Given task |
Print each line exactly as it is given.

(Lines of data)
-*-

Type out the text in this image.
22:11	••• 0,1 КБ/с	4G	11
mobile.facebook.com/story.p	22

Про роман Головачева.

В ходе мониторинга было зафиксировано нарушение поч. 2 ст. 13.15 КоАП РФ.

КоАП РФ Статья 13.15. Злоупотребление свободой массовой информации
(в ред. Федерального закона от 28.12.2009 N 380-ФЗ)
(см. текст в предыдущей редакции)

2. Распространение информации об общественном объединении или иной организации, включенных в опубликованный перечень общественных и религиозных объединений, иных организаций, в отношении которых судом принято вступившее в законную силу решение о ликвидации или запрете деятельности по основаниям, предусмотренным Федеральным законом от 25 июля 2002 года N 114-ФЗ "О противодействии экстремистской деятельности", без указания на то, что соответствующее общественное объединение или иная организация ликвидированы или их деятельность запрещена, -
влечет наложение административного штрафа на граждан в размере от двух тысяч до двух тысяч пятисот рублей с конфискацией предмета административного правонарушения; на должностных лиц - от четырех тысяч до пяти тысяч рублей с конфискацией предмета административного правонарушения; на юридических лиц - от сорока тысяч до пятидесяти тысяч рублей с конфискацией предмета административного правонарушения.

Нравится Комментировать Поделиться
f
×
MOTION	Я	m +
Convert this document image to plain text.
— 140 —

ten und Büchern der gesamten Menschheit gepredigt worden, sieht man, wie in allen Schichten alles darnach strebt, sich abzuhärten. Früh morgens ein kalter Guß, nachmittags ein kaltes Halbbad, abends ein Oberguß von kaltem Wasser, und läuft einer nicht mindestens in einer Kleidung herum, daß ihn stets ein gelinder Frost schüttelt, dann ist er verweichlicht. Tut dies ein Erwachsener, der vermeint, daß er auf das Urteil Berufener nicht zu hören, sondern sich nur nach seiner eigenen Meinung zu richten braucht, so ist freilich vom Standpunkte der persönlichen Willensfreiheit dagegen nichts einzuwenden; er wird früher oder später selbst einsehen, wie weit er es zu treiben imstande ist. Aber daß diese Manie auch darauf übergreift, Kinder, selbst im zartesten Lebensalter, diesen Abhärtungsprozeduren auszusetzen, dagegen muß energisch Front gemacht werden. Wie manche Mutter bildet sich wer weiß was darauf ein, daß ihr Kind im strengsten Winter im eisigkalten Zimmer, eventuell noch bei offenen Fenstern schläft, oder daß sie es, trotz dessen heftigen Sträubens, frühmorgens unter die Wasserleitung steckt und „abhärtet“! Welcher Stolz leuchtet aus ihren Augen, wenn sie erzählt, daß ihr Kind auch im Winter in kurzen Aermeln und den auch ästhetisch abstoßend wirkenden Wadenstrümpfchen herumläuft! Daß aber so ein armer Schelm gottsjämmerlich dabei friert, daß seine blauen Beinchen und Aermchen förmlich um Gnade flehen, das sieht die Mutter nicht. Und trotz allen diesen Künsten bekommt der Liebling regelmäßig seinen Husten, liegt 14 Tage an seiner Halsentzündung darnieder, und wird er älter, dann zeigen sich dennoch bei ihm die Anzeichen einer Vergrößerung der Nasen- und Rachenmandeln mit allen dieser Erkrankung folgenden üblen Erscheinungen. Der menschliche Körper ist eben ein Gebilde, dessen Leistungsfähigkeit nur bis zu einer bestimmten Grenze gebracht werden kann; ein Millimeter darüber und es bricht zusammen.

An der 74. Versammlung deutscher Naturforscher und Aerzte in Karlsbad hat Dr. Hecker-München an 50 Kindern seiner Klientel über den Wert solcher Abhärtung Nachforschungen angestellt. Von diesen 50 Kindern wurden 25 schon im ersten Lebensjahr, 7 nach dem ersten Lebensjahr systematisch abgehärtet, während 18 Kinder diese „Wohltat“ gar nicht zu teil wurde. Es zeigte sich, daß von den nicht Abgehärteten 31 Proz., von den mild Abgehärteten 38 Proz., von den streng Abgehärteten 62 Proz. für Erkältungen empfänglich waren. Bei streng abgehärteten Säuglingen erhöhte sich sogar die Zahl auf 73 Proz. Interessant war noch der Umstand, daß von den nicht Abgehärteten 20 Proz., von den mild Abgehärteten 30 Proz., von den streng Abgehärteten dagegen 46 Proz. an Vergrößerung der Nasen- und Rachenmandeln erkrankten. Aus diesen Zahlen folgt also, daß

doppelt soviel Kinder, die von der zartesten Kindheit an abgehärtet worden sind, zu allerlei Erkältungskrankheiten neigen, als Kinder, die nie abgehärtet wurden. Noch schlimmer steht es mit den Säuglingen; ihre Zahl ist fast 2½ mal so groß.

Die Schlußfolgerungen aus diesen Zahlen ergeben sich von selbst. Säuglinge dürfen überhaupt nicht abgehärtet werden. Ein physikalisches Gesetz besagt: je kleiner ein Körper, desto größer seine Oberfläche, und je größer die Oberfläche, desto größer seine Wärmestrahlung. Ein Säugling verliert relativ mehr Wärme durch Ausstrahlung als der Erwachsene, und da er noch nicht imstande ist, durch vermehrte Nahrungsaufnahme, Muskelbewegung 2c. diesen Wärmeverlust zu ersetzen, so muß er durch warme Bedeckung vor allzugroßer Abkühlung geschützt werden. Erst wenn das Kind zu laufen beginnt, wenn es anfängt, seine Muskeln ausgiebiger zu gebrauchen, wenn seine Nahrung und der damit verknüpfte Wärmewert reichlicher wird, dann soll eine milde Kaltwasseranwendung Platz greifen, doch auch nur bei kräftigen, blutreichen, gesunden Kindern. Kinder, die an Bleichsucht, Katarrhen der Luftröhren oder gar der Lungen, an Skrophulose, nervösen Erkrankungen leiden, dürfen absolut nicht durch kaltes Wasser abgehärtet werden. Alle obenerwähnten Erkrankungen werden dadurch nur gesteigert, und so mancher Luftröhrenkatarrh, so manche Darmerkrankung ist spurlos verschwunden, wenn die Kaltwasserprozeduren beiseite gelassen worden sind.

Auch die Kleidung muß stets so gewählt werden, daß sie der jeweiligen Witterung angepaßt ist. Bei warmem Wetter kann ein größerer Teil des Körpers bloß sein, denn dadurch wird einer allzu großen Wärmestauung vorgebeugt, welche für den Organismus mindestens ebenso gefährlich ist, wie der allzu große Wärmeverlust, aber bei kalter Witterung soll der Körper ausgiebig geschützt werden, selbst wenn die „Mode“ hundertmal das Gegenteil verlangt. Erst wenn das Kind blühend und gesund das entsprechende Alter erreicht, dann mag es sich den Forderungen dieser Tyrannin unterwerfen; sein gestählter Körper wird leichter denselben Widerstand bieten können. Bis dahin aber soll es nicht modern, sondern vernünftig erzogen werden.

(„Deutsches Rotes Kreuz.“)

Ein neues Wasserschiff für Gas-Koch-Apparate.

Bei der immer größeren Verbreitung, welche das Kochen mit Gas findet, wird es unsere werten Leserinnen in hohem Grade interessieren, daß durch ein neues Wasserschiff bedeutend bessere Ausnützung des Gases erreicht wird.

-*-

The completed task |
Type out the text in this image.
22:11	••• 0,1 КБ/с	4G	11
mobile.facebook.com/story.p	22

Про роман Головачева.

В ходе мониторинга было зафиксировано нарушение поч. 2 ст. 13.15 КоАП РФ.

КоАП РФ Статья 13.15. Злоупотребление свободой массовой информации
(в ред. Федерального закона от 28.12.2009 N 380-ФЗ)
(см. текст в предыдущей редакции)

2. Распространение информации об общественном объединении или иной организации, включенных в опубликованный перечень общественных и религиозных объединений, иных организаций, в отношении которых судом принято вступившее в законную силу решение о ликвидации или запрете деятельности по основаниям, предусмотренным Федеральным законом от 25 июля 2002 года N 114-ФЗ "О противодействии экстремистской деятельности", без указания на то, что соответствующее общественное объединение или иная организация ликвидированы или их деятельность запрещена, -
влечет наложение административного штрафа на граждан в размере от двух тысяч до двух тысяч пятисот рублей с конфискацией предмета административного правонарушения; на должностных лиц - от четырех тысяч до пяти тысяч рублей с конфискацией предмета административного правонарушения; на юридических лиц - от сорока тысяч до пятидесяти тысяч рублей с конфискацией предмета административного правонарушения.

Нравится Комментировать Поделиться
f
×
MOTION	Я	m +
Convert this document image to plain text.
— 140 —

ten und Büchern der gesamten Menschheit gepredigt worden, sieht man, wie in allen Schichten alles darnach strebt, sich abzuhärten. Früh morgens ein kalter Guß, nachmittags ein kaltes Halbbad, abends ein Oberguß von kaltem Wasser, und läuft einer nicht mindestens in einer Kleidung herum, daß ihn stets ein gelinder Frost schüttelt, dann ist er verweichlicht. Tut dies ein Erwachsener, der vermeint, daß er auf das Urteil Berufener nicht zu hören, sondern sich nur nach seiner eigenen Meinung zu richten braucht, so ist freilich vom Standpunkte der persönlichen Willensfreiheit dagegen nichts einzuwenden; er wird früher oder später selbst einsehen, wie weit er es zu treiben imstande ist. Aber daß diese Manie auch darauf übergreift, Kinder, selbst im zartesten Lebensalter, diesen Abhärtungsprozeduren auszusetzen, dagegen muß energisch Front gemacht werden. Wie manche Mutter bildet sich wer weiß was darauf ein, daß ihr Kind im strengsten Winter im eisigkalten Zimmer, eventuell noch bei offenen Fenstern schläft, oder daß sie es, trotz dessen heftigen Sträubens, frühmorgens unter die Wasserleitung steckt und „abhärtet“! Welcher Stolz leuchtet aus ihren Augen, wenn sie erzählt, daß ihr Kind auch im Winter in kurzen Aermeln und den auch ästhetisch abstoßend wirkenden Wadenstrümpfchen herumläuft! Daß aber so ein armer Schelm gottsjämmerlich dabei friert, daß seine blauen Beinchen und Aermchen förmlich um Gnade flehen, das sieht die Mutter nicht. Und trotz allen diesen Künsten bekommt der Liebling regelmäßig seinen Husten, liegt 14 Tage an seiner Halsentzündung darnieder, und wird er älter, dann zeigen sich dennoch bei ihm die Anzeichen einer Vergrößerung der Nasen- und Rachenmandeln mit allen dieser Erkrankung folgenden üblen Erscheinungen. Der menschliche Körper ist eben ein Gebilde, dessen Leistungsfähigkeit nur bis zu einer bestimmten Grenze gebracht werden kann; ein Millimeter darüber und es bricht zusammen.

An der 74. Versammlung deutscher Naturforscher und Aerzte in Karlsbad hat Dr. Hecker-München an 50 Kindern seiner Klientel über den Wert solcher Abhärtung Nachforschungen angestellt. Von diesen 50 Kindern wurden 25 schon im ersten Lebensjahr, 7 nach dem ersten Lebensjahr systematisch abgehärtet, während 18 Kinder diese „Wohltat“ gar nicht zu teil wurde. Es zeigte sich, daß von den nicht Abgehärteten 31 Proz., von den mild Abgehärteten 38 Proz., von den streng Abgehärteten 62 Proz. für Erkältungen empfänglich waren. Bei streng abgehärteten Säuglingen erhöhte sich sogar die Zahl auf 73 Proz. Interessant war noch der Umstand, daß von den nicht Abgehärteten 20 Proz., von den mild Abgehärteten 30 Proz., von den streng Abgehärteten dagegen 46 Proz. an Vergrößerung der Nasen- und Rachenmandeln erkrankten. Aus diesen Zahlen folgt also, daß

doppelt soviel Kinder, die von der zartesten Kindheit an abgehärtet worden sind, zu allerlei Erkältungskrankheiten neigen, als Kinder, die nie abgehärtet wurden. Noch schlimmer steht es mit den Säuglingen; ihre Zahl ist fast 2½ mal so groß.

Die Schlußfolgerungen aus diesen Zahlen ergeben sich von selbst. Säuglinge dürfen überhaupt nicht abgehärtet werden. Ein physikalisches Gesetz besagt: je kleiner ein Körper, desto größer seine Oberfläche, und je größer die Oberfläche, desto größer seine Wärmestrahlung. Ein Säugling verliert relativ mehr Wärme durch Ausstrahlung als der Erwachsene, und da er noch nicht imstande ist, durch vermehrte Nahrungsaufnahme, Muskelbewegung 2c. diesen Wärmeverlust zu ersetzen, so muß er durch warme Bedeckung vor allzugroßer Abkühlung geschützt werden. Erst wenn das Kind zu laufen beginnt, wenn es anfängt, seine Muskeln ausgiebiger zu gebrauchen, wenn seine Nahrung und der damit verknüpfte Wärmewert reichlicher wird, dann soll eine milde Kaltwasseranwendung Platz greifen, doch auch nur bei kräftigen, blutreichen, gesunden Kindern. Kinder, die an Bleichsucht, Katarrhen der Luftröhren oder gar der Lungen, an Skrophulose, nervösen Erkrankungen leiden, dürfen absolut nicht durch kaltes Wasser abgehärtet werden. Alle obenerwähnten Erkrankungen werden dadurch nur gesteigert, und so mancher Luftröhrenkatarrh, so manche Darmerkrankung ist spurlos verschwunden, wenn die Kaltwasserprozeduren beiseite gelassen worden sind.

Auch die Kleidung muß stets so gewählt werden, daß sie der jeweiligen Witterung angepaßt ist. Bei warmem Wetter kann ein größerer Teil des Körpers bloß sein, denn dadurch wird einer allzu großen Wärmestauung vorgebeugt, welche für den Organismus mindestens ebenso gefährlich ist, wie der allzu große Wärmeverlust, aber bei kalter Witterung soll der Körper ausgiebig geschützt werden, selbst wenn die „Mode“ hundertmal das Gegenteil verlangt. Erst wenn das Kind blühend und gesund das entsprechende Alter erreicht, dann mag es sich den Forderungen dieser Tyrannin unterwerfen; sein gestählter Körper wird leichter denselben Widerstand bieten können. Bis dahin aber soll es nicht modern, sondern vernünftig erzogen werden.

(„Deutsches Rotes Kreuz.“)

Ein neues Wasserschiff für Gas-Koch-Apparate.

Bei der immer größeren Verbreitung, welche das Kochen mit Gas findet, wird es unsere werten Leserinnen in hohem Grade interessieren, daß durch ein neues Wasserschiff bedeutend bessere Ausnützung des Gases erreicht wird.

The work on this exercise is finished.